GIVEN PROBLEM
Output the material beneath exactly, leaving nothing out.

——————

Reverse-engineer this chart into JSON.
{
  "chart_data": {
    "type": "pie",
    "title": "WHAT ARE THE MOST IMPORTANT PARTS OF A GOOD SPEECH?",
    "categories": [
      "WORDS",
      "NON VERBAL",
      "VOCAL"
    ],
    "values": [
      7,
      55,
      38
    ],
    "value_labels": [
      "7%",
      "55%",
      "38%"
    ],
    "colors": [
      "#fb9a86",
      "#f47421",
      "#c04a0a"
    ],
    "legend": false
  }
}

——————

FULL ANSWER
Reverse-engineer this chart into JSON.
{
  "chart_data": {
    "type": "pie",
    "title": "WHAT ARE THE MOST IMPORTANT PARTS OF A GOOD SPEECH?",
    "categories": [
      "WORDS",
      "NON VERBAL",
      "VOCAL"
    ],
    "values": [
      7,
      55,
      38
    ],
    "value_labels": [
      "7%",
      "55%",
      "38%"
    ],
    "colors": [
      "#fb9a86",
      "#f47421",
      "#c04a0a"
    ],
    "legend": false
  }
}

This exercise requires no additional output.